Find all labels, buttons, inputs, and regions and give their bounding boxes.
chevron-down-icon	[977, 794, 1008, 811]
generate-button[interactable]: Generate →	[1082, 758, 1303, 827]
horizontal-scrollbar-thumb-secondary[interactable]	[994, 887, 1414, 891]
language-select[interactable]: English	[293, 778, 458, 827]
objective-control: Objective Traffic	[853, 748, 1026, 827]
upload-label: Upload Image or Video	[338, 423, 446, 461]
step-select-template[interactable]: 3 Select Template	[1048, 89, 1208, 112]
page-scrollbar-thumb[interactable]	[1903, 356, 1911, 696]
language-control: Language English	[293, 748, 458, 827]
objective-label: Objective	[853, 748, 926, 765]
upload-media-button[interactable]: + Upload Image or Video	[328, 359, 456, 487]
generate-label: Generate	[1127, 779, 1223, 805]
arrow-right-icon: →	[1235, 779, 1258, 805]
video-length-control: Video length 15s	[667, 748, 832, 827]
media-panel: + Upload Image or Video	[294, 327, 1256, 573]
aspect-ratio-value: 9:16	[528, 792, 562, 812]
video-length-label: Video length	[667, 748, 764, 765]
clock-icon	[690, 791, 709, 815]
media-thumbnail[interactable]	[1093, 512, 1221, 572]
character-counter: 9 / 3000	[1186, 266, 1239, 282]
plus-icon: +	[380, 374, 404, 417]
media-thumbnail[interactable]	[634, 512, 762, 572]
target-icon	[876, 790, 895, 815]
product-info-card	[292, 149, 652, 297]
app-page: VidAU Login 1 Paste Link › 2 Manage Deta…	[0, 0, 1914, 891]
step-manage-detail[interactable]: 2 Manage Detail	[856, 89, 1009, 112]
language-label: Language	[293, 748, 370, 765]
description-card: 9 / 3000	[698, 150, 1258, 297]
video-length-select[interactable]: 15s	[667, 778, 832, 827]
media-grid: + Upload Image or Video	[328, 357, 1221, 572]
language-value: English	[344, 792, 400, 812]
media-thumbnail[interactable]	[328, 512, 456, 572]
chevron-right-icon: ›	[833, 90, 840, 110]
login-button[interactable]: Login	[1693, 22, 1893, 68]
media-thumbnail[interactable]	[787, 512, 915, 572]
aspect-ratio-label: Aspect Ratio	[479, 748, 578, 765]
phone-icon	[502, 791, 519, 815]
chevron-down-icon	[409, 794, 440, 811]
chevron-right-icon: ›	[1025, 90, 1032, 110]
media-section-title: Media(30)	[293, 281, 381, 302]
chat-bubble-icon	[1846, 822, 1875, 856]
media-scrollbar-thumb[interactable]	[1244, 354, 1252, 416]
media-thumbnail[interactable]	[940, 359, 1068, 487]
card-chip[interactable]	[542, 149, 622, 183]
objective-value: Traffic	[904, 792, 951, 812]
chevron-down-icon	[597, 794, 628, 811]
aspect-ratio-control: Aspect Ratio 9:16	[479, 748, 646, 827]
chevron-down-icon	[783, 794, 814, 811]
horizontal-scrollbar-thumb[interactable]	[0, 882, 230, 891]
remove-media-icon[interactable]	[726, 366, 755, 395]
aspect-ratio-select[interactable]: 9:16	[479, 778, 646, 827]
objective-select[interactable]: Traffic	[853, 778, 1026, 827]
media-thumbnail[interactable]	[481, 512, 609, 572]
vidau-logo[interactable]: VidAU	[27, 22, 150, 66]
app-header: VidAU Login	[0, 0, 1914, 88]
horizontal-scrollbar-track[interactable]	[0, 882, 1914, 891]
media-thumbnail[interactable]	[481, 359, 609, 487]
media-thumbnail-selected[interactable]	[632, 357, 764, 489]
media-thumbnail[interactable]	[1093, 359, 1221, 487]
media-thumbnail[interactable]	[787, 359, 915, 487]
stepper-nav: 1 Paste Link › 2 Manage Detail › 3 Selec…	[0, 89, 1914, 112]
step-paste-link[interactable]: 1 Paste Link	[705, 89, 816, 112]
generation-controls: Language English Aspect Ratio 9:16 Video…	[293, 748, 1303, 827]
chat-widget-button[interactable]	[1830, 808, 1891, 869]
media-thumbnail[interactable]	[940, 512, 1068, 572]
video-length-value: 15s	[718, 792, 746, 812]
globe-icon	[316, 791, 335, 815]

*REQUISITI DEL COMPITO:*
Riproduci tutte le voci qui sopra, riga per riga e senza alcuna modifica.

*RISPOSTA AL COMPITO:*
Find all labels, buttons, inputs, and regions and give their bounding boxes.
chevron-down-icon	[977, 794, 1008, 811]
generate-button[interactable]: Generate →	[1082, 758, 1303, 827]
horizontal-scrollbar-thumb-secondary[interactable]	[994, 887, 1414, 891]
language-select[interactable]: English	[293, 778, 458, 827]
objective-control: Objective Traffic	[853, 748, 1026, 827]
upload-label: Upload Image or Video	[338, 423, 446, 461]
step-select-template[interactable]: 3 Select Template	[1048, 89, 1208, 112]
page-scrollbar-thumb[interactable]	[1903, 356, 1911, 696]
language-control: Language English	[293, 748, 458, 827]
objective-label: Objective	[853, 748, 926, 765]
upload-media-button[interactable]: + Upload Image or Video	[328, 359, 456, 487]
generate-label: Generate	[1127, 779, 1223, 805]
arrow-right-icon: →	[1235, 779, 1258, 805]
video-length-control: Video length 15s	[667, 748, 832, 827]
media-panel: + Upload Image or Video	[294, 327, 1256, 573]
aspect-ratio-value: 9:16	[528, 792, 562, 812]
video-length-label: Video length	[667, 748, 764, 765]
clock-icon	[690, 791, 709, 815]
media-thumbnail[interactable]	[1093, 512, 1221, 572]
character-counter: 9 / 3000	[1186, 266, 1239, 282]
plus-icon: +	[380, 374, 404, 417]
media-thumbnail[interactable]	[634, 512, 762, 572]
target-icon	[876, 790, 895, 815]
product-info-card	[292, 149, 652, 297]
app-page: VidAU Login 1 Paste Link › 2 Manage Deta…	[0, 0, 1914, 891]
step-manage-detail[interactable]: 2 Manage Detail	[856, 89, 1009, 112]
language-label: Language	[293, 748, 370, 765]
description-card: 9 / 3000	[698, 150, 1258, 297]
video-length-select[interactable]: 15s	[667, 778, 832, 827]
media-grid: + Upload Image or Video	[328, 357, 1221, 572]
language-value: English	[344, 792, 400, 812]
media-thumbnail[interactable]	[328, 512, 456, 572]
chevron-right-icon: ›	[833, 90, 840, 110]
login-button[interactable]: Login	[1693, 22, 1893, 68]
media-thumbnail[interactable]	[787, 512, 915, 572]
aspect-ratio-label: Aspect Ratio	[479, 748, 578, 765]
phone-icon	[502, 791, 519, 815]
chevron-down-icon	[409, 794, 440, 811]
chevron-right-icon: ›	[1025, 90, 1032, 110]
media-section-title: Media(30)	[293, 281, 381, 302]
chat-bubble-icon	[1846, 822, 1875, 856]
media-scrollbar-thumb[interactable]	[1244, 354, 1252, 416]
media-thumbnail[interactable]	[940, 359, 1068, 487]
card-chip[interactable]	[542, 149, 622, 183]
objective-value: Traffic	[904, 792, 951, 812]
chevron-down-icon	[597, 794, 628, 811]
aspect-ratio-control: Aspect Ratio 9:16	[479, 748, 646, 827]
chevron-down-icon	[783, 794, 814, 811]
horizontal-scrollbar-thumb[interactable]	[0, 882, 230, 891]
remove-media-icon[interactable]	[726, 366, 755, 395]
aspect-ratio-select[interactable]: 9:16	[479, 778, 646, 827]
objective-select[interactable]: Traffic	[853, 778, 1026, 827]
media-thumbnail[interactable]	[481, 512, 609, 572]
vidau-logo[interactable]: VidAU	[27, 22, 150, 66]
app-header: VidAU Login	[0, 0, 1914, 88]
horizontal-scrollbar-track[interactable]	[0, 882, 1914, 891]
media-thumbnail[interactable]	[481, 359, 609, 487]
media-thumbnail-selected[interactable]	[632, 357, 764, 489]
media-thumbnail[interactable]	[1093, 359, 1221, 487]
media-thumbnail[interactable]	[787, 359, 915, 487]
stepper-nav: 1 Paste Link › 2 Manage Detail › 3 Selec…	[0, 89, 1914, 112]
step-paste-link[interactable]: 1 Paste Link	[705, 89, 816, 112]
generation-controls: Language English Aspect Ratio 9:16 Video…	[293, 748, 1303, 827]
chat-widget-button[interactable]	[1830, 808, 1891, 869]
media-thumbnail[interactable]	[940, 512, 1068, 572]
video-length-value: 15s	[718, 792, 746, 812]
globe-icon	[316, 791, 335, 815]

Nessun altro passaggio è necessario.